━━━━━ Available records ━━━━━

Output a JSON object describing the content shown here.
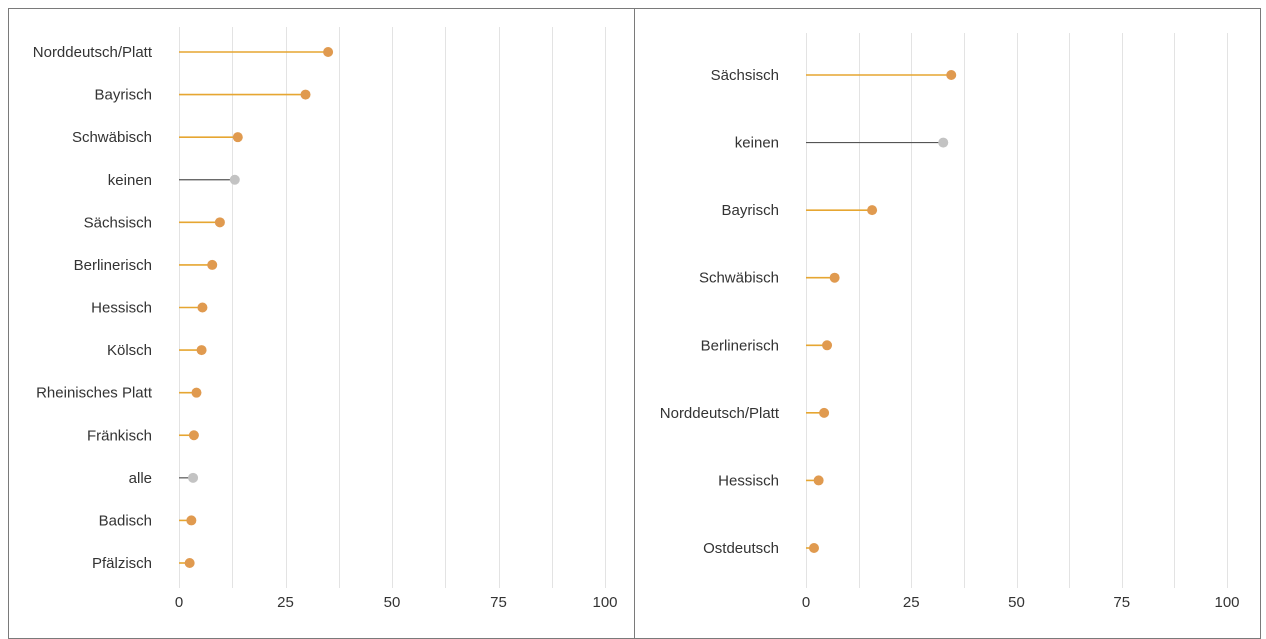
{
  "colors": {
    "dialect": "#e09a4f",
    "dialect_stem": "#e6a631",
    "neutral": "#c3c3c3",
    "neutral_stem": "#555555"
  },
  "chart_data": [
    {
      "type": "lollipop",
      "title": "",
      "xlabel": "",
      "ylabel": "",
      "xlim": [
        0,
        100
      ],
      "x_ticks": [
        0,
        25,
        50,
        75,
        100
      ],
      "minor_grid": [
        12.5,
        37.5,
        62.5,
        87.5
      ],
      "grid": true,
      "categories": [
        "Norddeutsch/Platt",
        "Bayrisch",
        "Schwäbisch",
        "keinen",
        "Sächsisch",
        "Berlinerisch",
        "Hessisch",
        "Kölsch",
        "Rheinisches Platt",
        "Fränkisch",
        "alle",
        "Badisch",
        "Pfälzisch"
      ],
      "values": [
        35,
        29.7,
        13.8,
        13.1,
        9.6,
        7.8,
        5.5,
        5.3,
        4.1,
        3.5,
        3.3,
        2.9,
        2.5
      ],
      "neutral_categories": [
        "keinen",
        "alle"
      ]
    },
    {
      "type": "lollipop",
      "title": "",
      "xlabel": "",
      "ylabel": "",
      "xlim": [
        0,
        100
      ],
      "x_ticks": [
        0,
        25,
        50,
        75,
        100
      ],
      "minor_grid": [
        12.5,
        37.5,
        62.5,
        87.5
      ],
      "grid": true,
      "categories": [
        "Sächsisch",
        "keinen",
        "Bayrisch",
        "Schwäbisch",
        "Berlinerisch",
        "Norddeutsch/Platt",
        "Hessisch",
        "Ostdeutsch"
      ],
      "values": [
        34.5,
        32.6,
        15.7,
        6.8,
        5.0,
        4.3,
        3.0,
        1.9
      ],
      "neutral_categories": [
        "keinen"
      ]
    }
  ]
}
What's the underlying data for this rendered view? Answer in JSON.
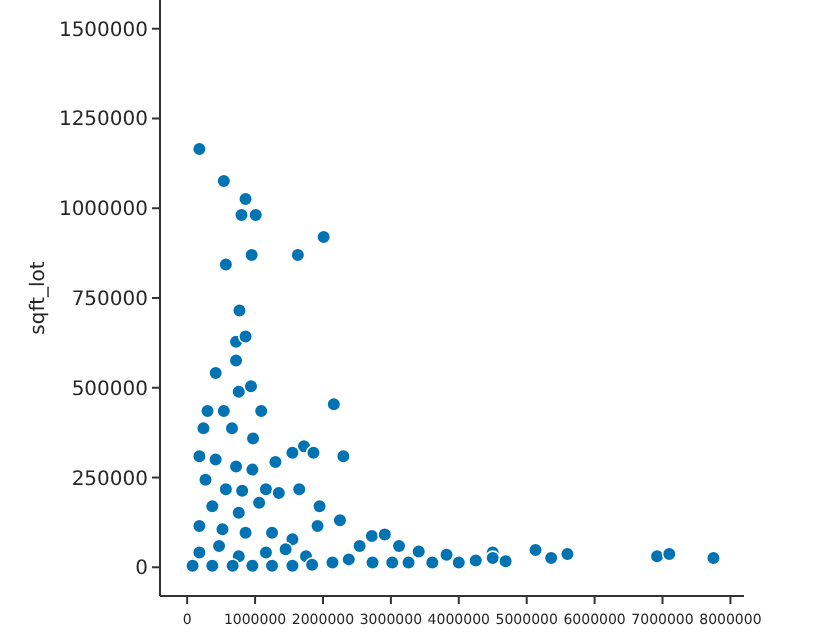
{
  "chart_data": {
    "type": "scatter",
    "ylabel": "sqft_lot",
    "marker": "circle",
    "grid": false,
    "xlim": [
      -400000,
      8200000
    ],
    "ylim": [
      -80000,
      1580000
    ],
    "xticks": [
      0,
      1000000,
      2000000,
      3000000,
      4000000,
      5000000,
      6000000,
      7000000,
      8000000
    ],
    "yticks": [
      0,
      250000,
      500000,
      750000,
      1000000,
      1250000,
      1500000
    ],
    "series": [
      {
        "color": "#0173b2",
        "x": [
          180000,
          540000,
          860000,
          800000,
          1010000,
          570000,
          950000,
          1630000,
          2010000,
          770000,
          720000,
          860000,
          720000,
          420000,
          760000,
          940000,
          2160000,
          2300000,
          1720000,
          1860000,
          1550000,
          1300000,
          1950000,
          2250000,
          1920000,
          300000,
          540000,
          1090000,
          240000,
          660000,
          970000,
          180000,
          420000,
          720000,
          960000,
          270000,
          570000,
          810000,
          1160000,
          370000,
          760000,
          1060000,
          1350000,
          1650000,
          180000,
          520000,
          860000,
          1250000,
          1550000,
          180000,
          470000,
          760000,
          1160000,
          1450000,
          1750000,
          80000,
          370000,
          670000,
          960000,
          1250000,
          1550000,
          1840000,
          2140000,
          2540000,
          2720000,
          2910000,
          3120000,
          3410000,
          2380000,
          2730000,
          3020000,
          3260000,
          3610000,
          3820000,
          4000000,
          4250000,
          4500000,
          4500000,
          4690000,
          5130000,
          5360000,
          5600000,
          6920000,
          7100000,
          7750000
        ],
        "values": [
          1165000,
          1076000,
          1026000,
          981000,
          981000,
          843000,
          870000,
          870000,
          920000,
          715000,
          628000,
          643000,
          576000,
          541000,
          489000,
          504000,
          454000,
          309000,
          337000,
          319000,
          319000,
          293000,
          170000,
          131000,
          115000,
          435000,
          435000,
          435000,
          387000,
          387000,
          359000,
          309000,
          300000,
          281000,
          272000,
          244000,
          217000,
          213000,
          217000,
          170000,
          152000,
          180000,
          207000,
          217000,
          115000,
          106000,
          96000,
          96000,
          78000,
          41000,
          59000,
          31000,
          41000,
          50000,
          31000,
          4000,
          4000,
          4000,
          4000,
          4000,
          4000,
          7000,
          13000,
          59000,
          87000,
          91000,
          59000,
          44000,
          22000,
          13000,
          13000,
          13000,
          13000,
          35000,
          13000,
          19000,
          41000,
          26000,
          17000,
          48000,
          26000,
          37000,
          31000,
          37000,
          26000
        ]
      }
    ]
  }
}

━━━━━

# Exercise goal:
Copy out the whole listing exactly, and don't carry over any pictures.

# Answer to the exercise:
Output a JSON object describing the content shown here.
{
  "colors": {
    "dialect": "#e09a4f",
    "dialect_stem": "#e6a631",
    "neutral": "#c3c3c3",
    "neutral_stem": "#555555"
  },
  "chart_data": [
    {
      "type": "lollipop",
      "title": "",
      "xlabel": "",
      "ylabel": "",
      "xlim": [
        0,
        100
      ],
      "x_ticks": [
        0,
        25,
        50,
        75,
        100
      ],
      "minor_grid": [
        12.5,
        37.5,
        62.5,
        87.5
      ],
      "grid": true,
      "categories": [
        "Norddeutsch/Platt",
        "Bayrisch",
        "Schwäbisch",
        "keinen",
        "Sächsisch",
        "Berlinerisch",
        "Hessisch",
        "Kölsch",
        "Rheinisches Platt",
        "Fränkisch",
        "alle",
        "Badisch",
        "Pfälzisch"
      ],
      "values": [
        35,
        29.7,
        13.8,
        13.1,
        9.6,
        7.8,
        5.5,
        5.3,
        4.1,
        3.5,
        3.3,
        2.9,
        2.5
      ],
      "neutral_categories": [
        "keinen",
        "alle"
      ]
    },
    {
      "type": "lollipop",
      "title": "",
      "xlabel": "",
      "ylabel": "",
      "xlim": [
        0,
        100
      ],
      "x_ticks": [
        0,
        25,
        50,
        75,
        100
      ],
      "minor_grid": [
        12.5,
        37.5,
        62.5,
        87.5
      ],
      "grid": true,
      "categories": [
        "Sächsisch",
        "keinen",
        "Bayrisch",
        "Schwäbisch",
        "Berlinerisch",
        "Norddeutsch/Platt",
        "Hessisch",
        "Ostdeutsch"
      ],
      "values": [
        34.5,
        32.6,
        15.7,
        6.8,
        5.0,
        4.3,
        3.0,
        1.9
      ],
      "neutral_categories": [
        "keinen"
      ]
    }
  ]
}
What's the underlying data for this rendered view? Answer in JSON.
{
  "chart_data": {
    "type": "scatter",
    "ylabel": "sqft_lot",
    "marker": "circle",
    "grid": false,
    "xlim": [
      -400000,
      8200000
    ],
    "ylim": [
      -80000,
      1580000
    ],
    "xticks": [
      0,
      1000000,
      2000000,
      3000000,
      4000000,
      5000000,
      6000000,
      7000000,
      8000000
    ],
    "yticks": [
      0,
      250000,
      500000,
      750000,
      1000000,
      1250000,
      1500000
    ],
    "series": [
      {
        "color": "#0173b2",
        "x": [
          180000,
          540000,
          860000,
          800000,
          1010000,
          570000,
          950000,
          1630000,
          2010000,
          770000,
          720000,
          860000,
          720000,
          420000,
          760000,
          940000,
          2160000,
          2300000,
          1720000,
          1860000,
          1550000,
          1300000,
          1950000,
          2250000,
          1920000,
          300000,
          540000,
          1090000,
          240000,
          660000,
          970000,
          180000,
          420000,
          720000,
          960000,
          270000,
          570000,
          810000,
          1160000,
          370000,
          760000,
          1060000,
          1350000,
          1650000,
          180000,
          520000,
          860000,
          1250000,
          1550000,
          180000,
          470000,
          760000,
          1160000,
          1450000,
          1750000,
          80000,
          370000,
          670000,
          960000,
          1250000,
          1550000,
          1840000,
          2140000,
          2540000,
          2720000,
          2910000,
          3120000,
          3410000,
          2380000,
          2730000,
          3020000,
          3260000,
          3610000,
          3820000,
          4000000,
          4250000,
          4500000,
          4500000,
          4690000,
          5130000,
          5360000,
          5600000,
          6920000,
          7100000,
          7750000
        ],
        "values": [
          1165000,
          1076000,
          1026000,
          981000,
          981000,
          843000,
          870000,
          870000,
          920000,
          715000,
          628000,
          643000,
          576000,
          541000,
          489000,
          504000,
          454000,
          309000,
          337000,
          319000,
          319000,
          293000,
          170000,
          131000,
          115000,
          435000,
          435000,
          435000,
          387000,
          387000,
          359000,
          309000,
          300000,
          281000,
          272000,
          244000,
          217000,
          213000,
          217000,
          170000,
          152000,
          180000,
          207000,
          217000,
          115000,
          106000,
          96000,
          96000,
          78000,
          41000,
          59000,
          31000,
          41000,
          50000,
          31000,
          4000,
          4000,
          4000,
          4000,
          4000,
          4000,
          7000,
          13000,
          59000,
          87000,
          91000,
          59000,
          44000,
          22000,
          13000,
          13000,
          13000,
          13000,
          35000,
          13000,
          19000,
          41000,
          26000,
          17000,
          48000,
          26000,
          37000,
          31000,
          37000,
          26000
        ]
      }
    ]
  }
}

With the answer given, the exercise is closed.